■ **Aim**: Can you find the lines of the listing that include "content" and copy every one?

+++

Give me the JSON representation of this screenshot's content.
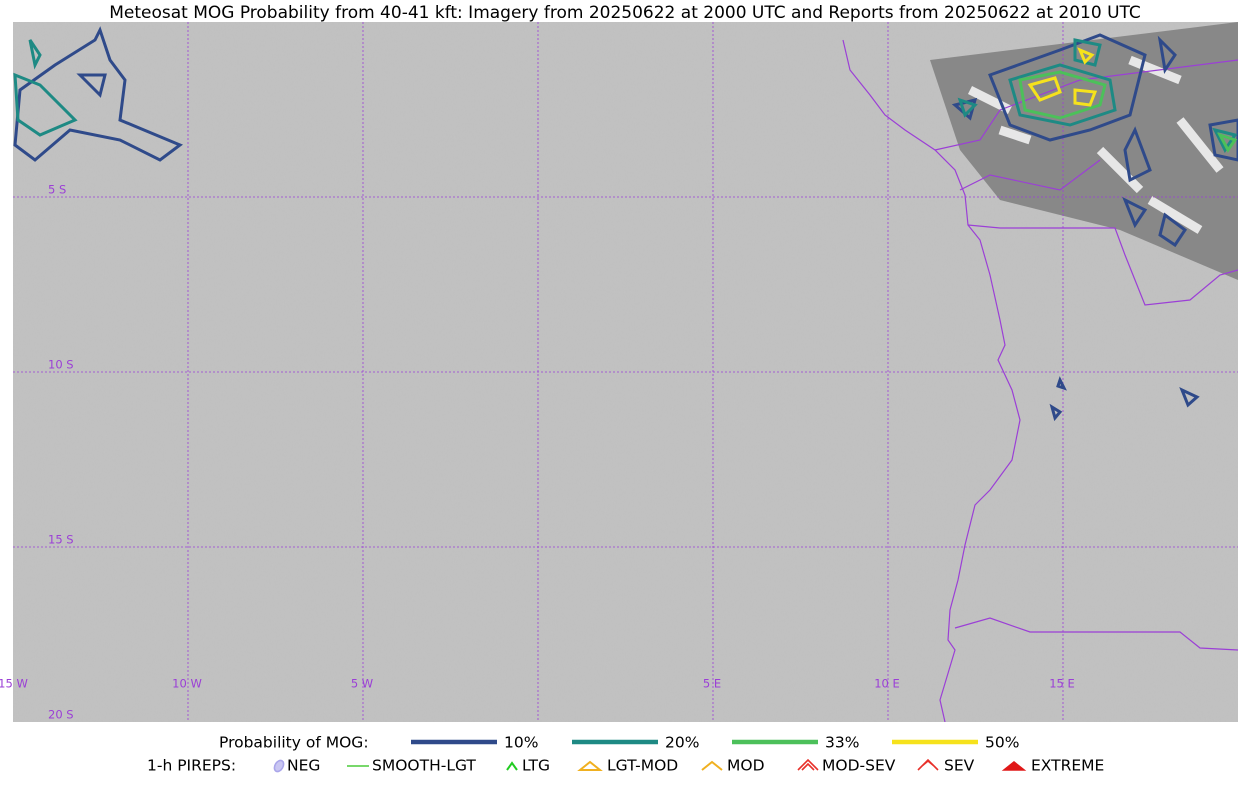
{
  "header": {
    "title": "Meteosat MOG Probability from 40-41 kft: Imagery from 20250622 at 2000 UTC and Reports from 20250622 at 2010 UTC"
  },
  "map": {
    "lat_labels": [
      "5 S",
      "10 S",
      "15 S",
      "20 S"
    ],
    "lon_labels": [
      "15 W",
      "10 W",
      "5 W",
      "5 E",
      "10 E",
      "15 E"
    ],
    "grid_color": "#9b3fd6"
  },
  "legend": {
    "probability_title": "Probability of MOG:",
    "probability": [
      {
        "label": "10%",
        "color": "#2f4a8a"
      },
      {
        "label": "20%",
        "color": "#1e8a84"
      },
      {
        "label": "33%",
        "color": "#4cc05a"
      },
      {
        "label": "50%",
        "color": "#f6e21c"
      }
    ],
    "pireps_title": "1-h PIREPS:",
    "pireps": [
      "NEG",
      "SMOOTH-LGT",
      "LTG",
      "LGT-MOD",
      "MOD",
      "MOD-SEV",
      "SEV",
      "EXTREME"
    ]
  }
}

+++

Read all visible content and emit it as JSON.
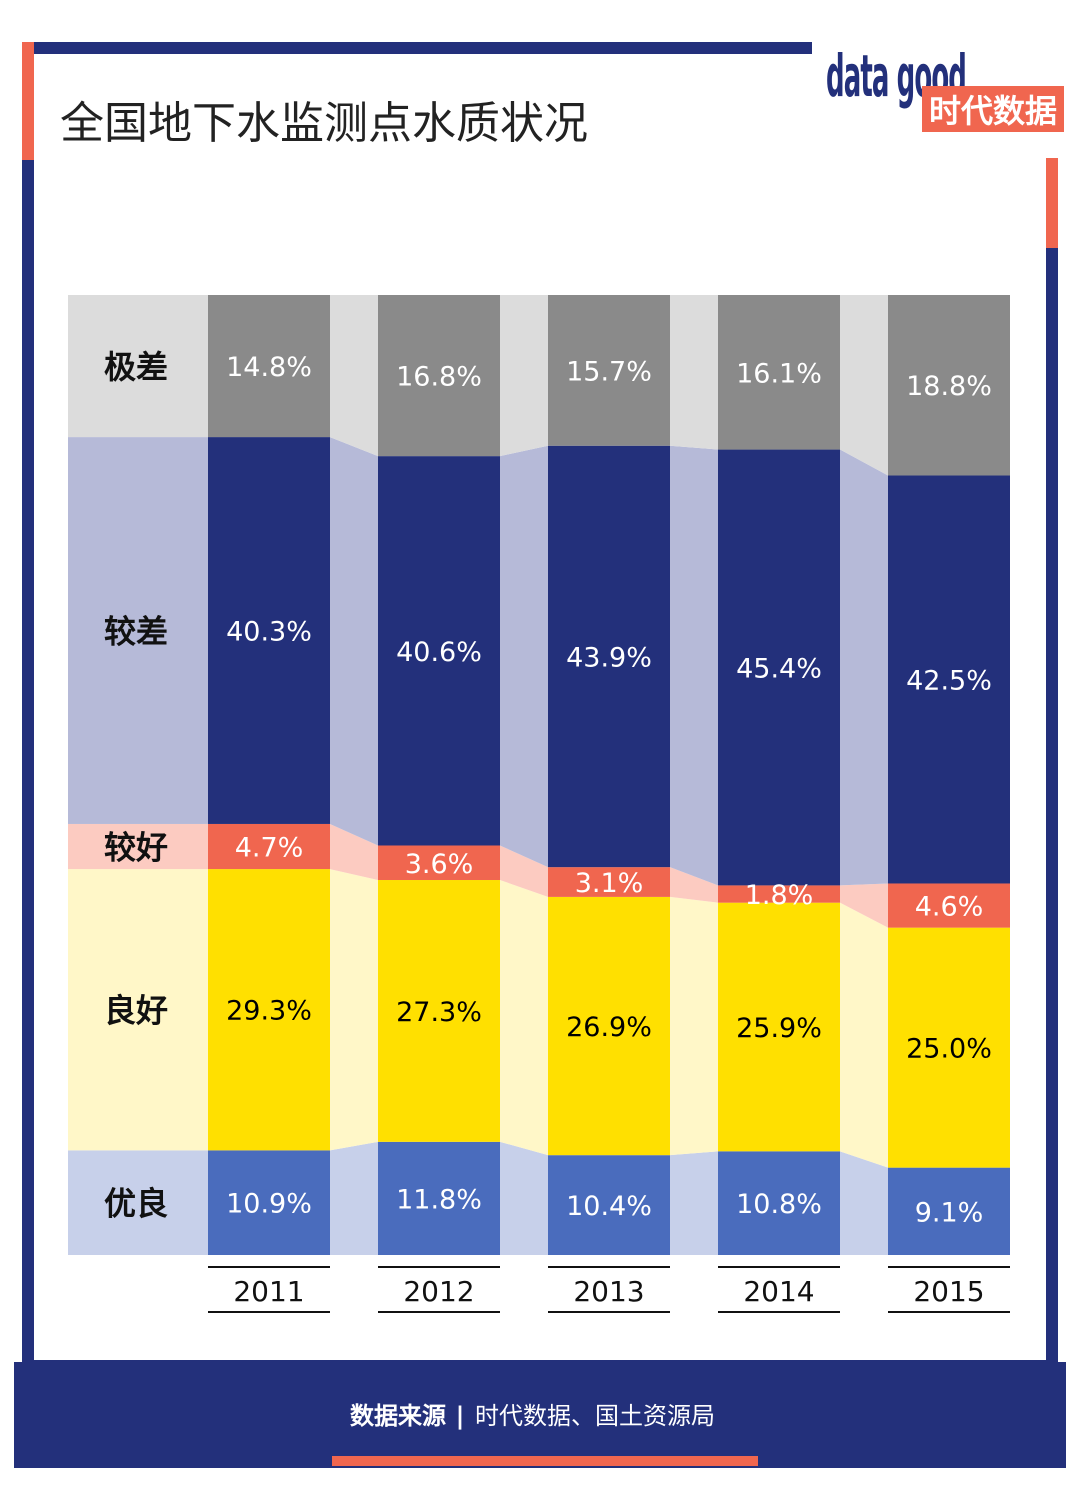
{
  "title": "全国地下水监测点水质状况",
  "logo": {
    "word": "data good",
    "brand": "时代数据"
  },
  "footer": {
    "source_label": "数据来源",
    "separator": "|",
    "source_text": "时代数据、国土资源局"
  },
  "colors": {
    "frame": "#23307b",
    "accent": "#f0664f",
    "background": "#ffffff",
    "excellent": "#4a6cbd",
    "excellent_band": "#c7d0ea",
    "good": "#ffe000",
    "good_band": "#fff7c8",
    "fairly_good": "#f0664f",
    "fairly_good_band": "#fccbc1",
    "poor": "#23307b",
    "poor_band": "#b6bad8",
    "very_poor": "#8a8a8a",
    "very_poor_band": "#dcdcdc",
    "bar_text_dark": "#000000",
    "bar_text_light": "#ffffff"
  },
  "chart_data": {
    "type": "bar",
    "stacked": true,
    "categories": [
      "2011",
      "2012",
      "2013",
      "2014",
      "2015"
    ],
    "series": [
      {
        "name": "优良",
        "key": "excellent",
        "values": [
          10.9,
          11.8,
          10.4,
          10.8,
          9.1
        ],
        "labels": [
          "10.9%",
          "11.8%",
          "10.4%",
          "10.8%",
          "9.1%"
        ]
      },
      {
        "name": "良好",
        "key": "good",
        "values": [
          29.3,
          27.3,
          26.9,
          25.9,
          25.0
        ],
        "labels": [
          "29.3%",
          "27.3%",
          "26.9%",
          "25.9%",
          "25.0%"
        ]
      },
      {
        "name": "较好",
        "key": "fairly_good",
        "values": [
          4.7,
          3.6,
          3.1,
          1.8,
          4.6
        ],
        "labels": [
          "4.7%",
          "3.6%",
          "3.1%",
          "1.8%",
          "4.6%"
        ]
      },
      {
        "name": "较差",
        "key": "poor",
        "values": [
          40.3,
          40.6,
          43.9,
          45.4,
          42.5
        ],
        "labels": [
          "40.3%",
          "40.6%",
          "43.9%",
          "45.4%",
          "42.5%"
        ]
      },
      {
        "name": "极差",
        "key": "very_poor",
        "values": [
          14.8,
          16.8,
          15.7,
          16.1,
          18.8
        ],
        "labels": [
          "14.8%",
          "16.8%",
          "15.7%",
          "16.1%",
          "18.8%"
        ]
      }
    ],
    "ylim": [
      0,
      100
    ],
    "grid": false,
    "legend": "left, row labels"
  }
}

+++

■ **Solution for this problem**:
Give me the JSON representation of this screenshot's content.
Read all visible content and emit it as JSON.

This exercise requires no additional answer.